_What you have to do_:
Copy all records verbatim.

-----

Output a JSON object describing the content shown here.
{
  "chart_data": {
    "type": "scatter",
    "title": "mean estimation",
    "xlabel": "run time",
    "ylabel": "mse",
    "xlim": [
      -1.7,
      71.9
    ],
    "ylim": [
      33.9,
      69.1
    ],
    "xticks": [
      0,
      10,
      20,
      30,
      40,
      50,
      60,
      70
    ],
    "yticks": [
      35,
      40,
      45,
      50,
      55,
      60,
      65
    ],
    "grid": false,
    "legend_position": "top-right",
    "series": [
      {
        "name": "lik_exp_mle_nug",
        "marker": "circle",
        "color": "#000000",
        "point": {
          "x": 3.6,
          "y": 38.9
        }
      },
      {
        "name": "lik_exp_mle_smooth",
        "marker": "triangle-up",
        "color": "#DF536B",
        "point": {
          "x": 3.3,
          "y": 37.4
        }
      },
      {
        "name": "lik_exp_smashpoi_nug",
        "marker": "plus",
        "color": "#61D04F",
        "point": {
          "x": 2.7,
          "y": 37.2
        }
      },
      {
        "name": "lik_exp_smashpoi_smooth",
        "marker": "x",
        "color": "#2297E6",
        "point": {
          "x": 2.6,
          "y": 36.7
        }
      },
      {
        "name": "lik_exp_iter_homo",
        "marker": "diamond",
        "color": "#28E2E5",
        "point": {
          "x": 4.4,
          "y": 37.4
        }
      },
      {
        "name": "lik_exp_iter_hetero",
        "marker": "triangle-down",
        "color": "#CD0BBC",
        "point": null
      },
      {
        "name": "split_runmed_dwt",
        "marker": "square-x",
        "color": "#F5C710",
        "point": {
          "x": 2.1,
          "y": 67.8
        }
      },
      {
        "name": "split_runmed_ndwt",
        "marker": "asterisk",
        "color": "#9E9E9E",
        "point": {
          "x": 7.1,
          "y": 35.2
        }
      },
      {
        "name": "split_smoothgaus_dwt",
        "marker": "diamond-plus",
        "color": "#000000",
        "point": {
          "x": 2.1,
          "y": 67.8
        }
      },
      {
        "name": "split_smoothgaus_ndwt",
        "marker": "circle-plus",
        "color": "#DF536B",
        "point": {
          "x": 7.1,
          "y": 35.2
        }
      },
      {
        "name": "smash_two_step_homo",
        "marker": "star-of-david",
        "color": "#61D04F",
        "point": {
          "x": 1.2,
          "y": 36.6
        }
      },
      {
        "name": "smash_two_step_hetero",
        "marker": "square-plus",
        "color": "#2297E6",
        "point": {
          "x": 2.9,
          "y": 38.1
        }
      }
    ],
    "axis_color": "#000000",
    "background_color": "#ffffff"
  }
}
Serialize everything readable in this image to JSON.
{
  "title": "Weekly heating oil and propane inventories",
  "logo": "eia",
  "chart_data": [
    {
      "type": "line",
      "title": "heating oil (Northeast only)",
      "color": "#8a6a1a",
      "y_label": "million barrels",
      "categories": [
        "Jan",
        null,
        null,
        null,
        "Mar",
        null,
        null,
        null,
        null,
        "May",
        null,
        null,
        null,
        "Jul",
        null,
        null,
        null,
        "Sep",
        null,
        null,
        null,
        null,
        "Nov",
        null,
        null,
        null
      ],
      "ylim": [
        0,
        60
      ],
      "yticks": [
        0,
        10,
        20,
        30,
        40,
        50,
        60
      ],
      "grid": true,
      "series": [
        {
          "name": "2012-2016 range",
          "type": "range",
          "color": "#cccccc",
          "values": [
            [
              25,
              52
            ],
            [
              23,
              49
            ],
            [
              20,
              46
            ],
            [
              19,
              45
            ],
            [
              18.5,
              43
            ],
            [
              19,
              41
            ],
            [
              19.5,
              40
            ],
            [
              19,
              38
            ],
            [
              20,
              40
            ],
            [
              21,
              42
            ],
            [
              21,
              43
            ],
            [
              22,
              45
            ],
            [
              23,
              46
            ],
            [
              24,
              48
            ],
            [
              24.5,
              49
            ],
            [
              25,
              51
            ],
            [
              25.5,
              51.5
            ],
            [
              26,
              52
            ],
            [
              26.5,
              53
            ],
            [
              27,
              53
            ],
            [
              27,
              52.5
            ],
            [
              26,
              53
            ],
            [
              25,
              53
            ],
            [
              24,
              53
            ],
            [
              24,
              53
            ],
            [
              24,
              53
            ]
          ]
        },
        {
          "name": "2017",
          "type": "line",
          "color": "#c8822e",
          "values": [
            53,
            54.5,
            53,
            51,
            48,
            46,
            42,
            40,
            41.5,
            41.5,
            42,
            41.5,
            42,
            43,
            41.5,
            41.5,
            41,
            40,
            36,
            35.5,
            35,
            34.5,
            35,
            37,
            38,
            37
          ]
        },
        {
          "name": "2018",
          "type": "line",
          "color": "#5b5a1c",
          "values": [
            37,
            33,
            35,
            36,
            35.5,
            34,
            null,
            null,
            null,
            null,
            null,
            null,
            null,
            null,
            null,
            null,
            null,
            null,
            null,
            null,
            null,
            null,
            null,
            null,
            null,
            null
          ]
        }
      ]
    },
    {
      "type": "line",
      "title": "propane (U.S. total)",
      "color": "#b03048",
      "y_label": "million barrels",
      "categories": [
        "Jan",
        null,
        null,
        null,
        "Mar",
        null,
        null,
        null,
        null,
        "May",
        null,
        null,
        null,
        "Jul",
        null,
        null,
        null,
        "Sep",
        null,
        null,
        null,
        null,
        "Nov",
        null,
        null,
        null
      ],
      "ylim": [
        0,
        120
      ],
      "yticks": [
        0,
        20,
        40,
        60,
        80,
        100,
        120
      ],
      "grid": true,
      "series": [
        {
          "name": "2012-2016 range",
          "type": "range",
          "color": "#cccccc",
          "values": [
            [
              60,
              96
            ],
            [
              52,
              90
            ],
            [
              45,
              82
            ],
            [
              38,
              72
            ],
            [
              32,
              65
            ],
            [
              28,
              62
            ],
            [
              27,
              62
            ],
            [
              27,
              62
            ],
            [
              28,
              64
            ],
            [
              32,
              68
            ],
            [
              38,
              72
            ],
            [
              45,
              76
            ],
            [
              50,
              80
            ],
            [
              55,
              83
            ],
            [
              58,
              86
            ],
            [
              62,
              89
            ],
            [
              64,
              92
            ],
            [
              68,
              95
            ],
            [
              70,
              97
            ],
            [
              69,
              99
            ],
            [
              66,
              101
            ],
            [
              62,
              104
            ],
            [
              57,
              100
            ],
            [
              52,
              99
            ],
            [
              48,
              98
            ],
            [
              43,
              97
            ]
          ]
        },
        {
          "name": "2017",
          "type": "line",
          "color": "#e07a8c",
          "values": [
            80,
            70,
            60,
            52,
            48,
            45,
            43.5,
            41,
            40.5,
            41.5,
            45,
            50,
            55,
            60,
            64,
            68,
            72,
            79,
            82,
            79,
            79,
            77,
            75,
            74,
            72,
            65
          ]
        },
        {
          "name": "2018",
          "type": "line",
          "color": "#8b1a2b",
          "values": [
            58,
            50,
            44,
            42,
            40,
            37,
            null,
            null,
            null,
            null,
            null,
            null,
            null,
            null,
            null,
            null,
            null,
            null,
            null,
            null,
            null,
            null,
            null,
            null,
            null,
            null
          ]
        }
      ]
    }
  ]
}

-----

_Response_:
Output a JSON object describing the content shown here.
{
  "chart_data": {
    "type": "scatter",
    "title": "mean estimation",
    "xlabel": "run time",
    "ylabel": "mse",
    "xlim": [
      -1.7,
      71.9
    ],
    "ylim": [
      33.9,
      69.1
    ],
    "xticks": [
      0,
      10,
      20,
      30,
      40,
      50,
      60,
      70
    ],
    "yticks": [
      35,
      40,
      45,
      50,
      55,
      60,
      65
    ],
    "grid": false,
    "legend_position": "top-right",
    "series": [
      {
        "name": "lik_exp_mle_nug",
        "marker": "circle",
        "color": "#000000",
        "point": {
          "x": 3.6,
          "y": 38.9
        }
      },
      {
        "name": "lik_exp_mle_smooth",
        "marker": "triangle-up",
        "color": "#DF536B",
        "point": {
          "x": 3.3,
          "y": 37.4
        }
      },
      {
        "name": "lik_exp_smashpoi_nug",
        "marker": "plus",
        "color": "#61D04F",
        "point": {
          "x": 2.7,
          "y": 37.2
        }
      },
      {
        "name": "lik_exp_smashpoi_smooth",
        "marker": "x",
        "color": "#2297E6",
        "point": {
          "x": 2.6,
          "y": 36.7
        }
      },
      {
        "name": "lik_exp_iter_homo",
        "marker": "diamond",
        "color": "#28E2E5",
        "point": {
          "x": 4.4,
          "y": 37.4
        }
      },
      {
        "name": "lik_exp_iter_hetero",
        "marker": "triangle-down",
        "color": "#CD0BBC",
        "point": null
      },
      {
        "name": "split_runmed_dwt",
        "marker": "square-x",
        "color": "#F5C710",
        "point": {
          "x": 2.1,
          "y": 67.8
        }
      },
      {
        "name": "split_runmed_ndwt",
        "marker": "asterisk",
        "color": "#9E9E9E",
        "point": {
          "x": 7.1,
          "y": 35.2
        }
      },
      {
        "name": "split_smoothgaus_dwt",
        "marker": "diamond-plus",
        "color": "#000000",
        "point": {
          "x": 2.1,
          "y": 67.8
        }
      },
      {
        "name": "split_smoothgaus_ndwt",
        "marker": "circle-plus",
        "color": "#DF536B",
        "point": {
          "x": 7.1,
          "y": 35.2
        }
      },
      {
        "name": "smash_two_step_homo",
        "marker": "star-of-david",
        "color": "#61D04F",
        "point": {
          "x": 1.2,
          "y": 36.6
        }
      },
      {
        "name": "smash_two_step_hetero",
        "marker": "square-plus",
        "color": "#2297E6",
        "point": {
          "x": 2.9,
          "y": 38.1
        }
      }
    ],
    "axis_color": "#000000",
    "background_color": "#ffffff"
  }
}
Serialize everything readable in this image to JSON.
{
  "title": "Weekly heating oil and propane inventories",
  "logo": "eia",
  "chart_data": [
    {
      "type": "line",
      "title": "heating oil (Northeast only)",
      "color": "#8a6a1a",
      "y_label": "million barrels",
      "categories": [
        "Jan",
        null,
        null,
        null,
        "Mar",
        null,
        null,
        null,
        null,
        "May",
        null,
        null,
        null,
        "Jul",
        null,
        null,
        null,
        "Sep",
        null,
        null,
        null,
        null,
        "Nov",
        null,
        null,
        null
      ],
      "ylim": [
        0,
        60
      ],
      "yticks": [
        0,
        10,
        20,
        30,
        40,
        50,
        60
      ],
      "grid": true,
      "series": [
        {
          "name": "2012-2016 range",
          "type": "range",
          "color": "#cccccc",
          "values": [
            [
              25,
              52
            ],
            [
              23,
              49
            ],
            [
              20,
              46
            ],
            [
              19,
              45
            ],
            [
              18.5,
              43
            ],
            [
              19,
              41
            ],
            [
              19.5,
              40
            ],
            [
              19,
              38
            ],
            [
              20,
              40
            ],
            [
              21,
              42
            ],
            [
              21,
              43
            ],
            [
              22,
              45
            ],
            [
              23,
              46
            ],
            [
              24,
              48
            ],
            [
              24.5,
              49
            ],
            [
              25,
              51
            ],
            [
              25.5,
              51.5
            ],
            [
              26,
              52
            ],
            [
              26.5,
              53
            ],
            [
              27,
              53
            ],
            [
              27,
              52.5
            ],
            [
              26,
              53
            ],
            [
              25,
              53
            ],
            [
              24,
              53
            ],
            [
              24,
              53
            ],
            [
              24,
              53
            ]
          ]
        },
        {
          "name": "2017",
          "type": "line",
          "color": "#c8822e",
          "values": [
            53,
            54.5,
            53,
            51,
            48,
            46,
            42,
            40,
            41.5,
            41.5,
            42,
            41.5,
            42,
            43,
            41.5,
            41.5,
            41,
            40,
            36,
            35.5,
            35,
            34.5,
            35,
            37,
            38,
            37
          ]
        },
        {
          "name": "2018",
          "type": "line",
          "color": "#5b5a1c",
          "values": [
            37,
            33,
            35,
            36,
            35.5,
            34,
            null,
            null,
            null,
            null,
            null,
            null,
            null,
            null,
            null,
            null,
            null,
            null,
            null,
            null,
            null,
            null,
            null,
            null,
            null,
            null
          ]
        }
      ]
    },
    {
      "type": "line",
      "title": "propane (U.S. total)",
      "color": "#b03048",
      "y_label": "million barrels",
      "categories": [
        "Jan",
        null,
        null,
        null,
        "Mar",
        null,
        null,
        null,
        null,
        "May",
        null,
        null,
        null,
        "Jul",
        null,
        null,
        null,
        "Sep",
        null,
        null,
        null,
        null,
        "Nov",
        null,
        null,
        null
      ],
      "ylim": [
        0,
        120
      ],
      "yticks": [
        0,
        20,
        40,
        60,
        80,
        100,
        120
      ],
      "grid": true,
      "series": [
        {
          "name": "2012-2016 range",
          "type": "range",
          "color": "#cccccc",
          "values": [
            [
              60,
              96
            ],
            [
              52,
              90
            ],
            [
              45,
              82
            ],
            [
              38,
              72
            ],
            [
              32,
              65
            ],
            [
              28,
              62
            ],
            [
              27,
              62
            ],
            [
              27,
              62
            ],
            [
              28,
              64
            ],
            [
              32,
              68
            ],
            [
              38,
              72
            ],
            [
              45,
              76
            ],
            [
              50,
              80
            ],
            [
              55,
              83
            ],
            [
              58,
              86
            ],
            [
              62,
              89
            ],
            [
              64,
              92
            ],
            [
              68,
              95
            ],
            [
              70,
              97
            ],
            [
              69,
              99
            ],
            [
              66,
              101
            ],
            [
              62,
              104
            ],
            [
              57,
              100
            ],
            [
              52,
              99
            ],
            [
              48,
              98
            ],
            [
              43,
              97
            ]
          ]
        },
        {
          "name": "2017",
          "type": "line",
          "color": "#e07a8c",
          "values": [
            80,
            70,
            60,
            52,
            48,
            45,
            43.5,
            41,
            40.5,
            41.5,
            45,
            50,
            55,
            60,
            64,
            68,
            72,
            79,
            82,
            79,
            79,
            77,
            75,
            74,
            72,
            65
          ]
        },
        {
          "name": "2018",
          "type": "line",
          "color": "#8b1a2b",
          "values": [
            58,
            50,
            44,
            42,
            40,
            37,
            null,
            null,
            null,
            null,
            null,
            null,
            null,
            null,
            null,
            null,
            null,
            null,
            null,
            null,
            null,
            null,
            null,
            null,
            null,
            null
          ]
        }
      ]
    }
  ]
}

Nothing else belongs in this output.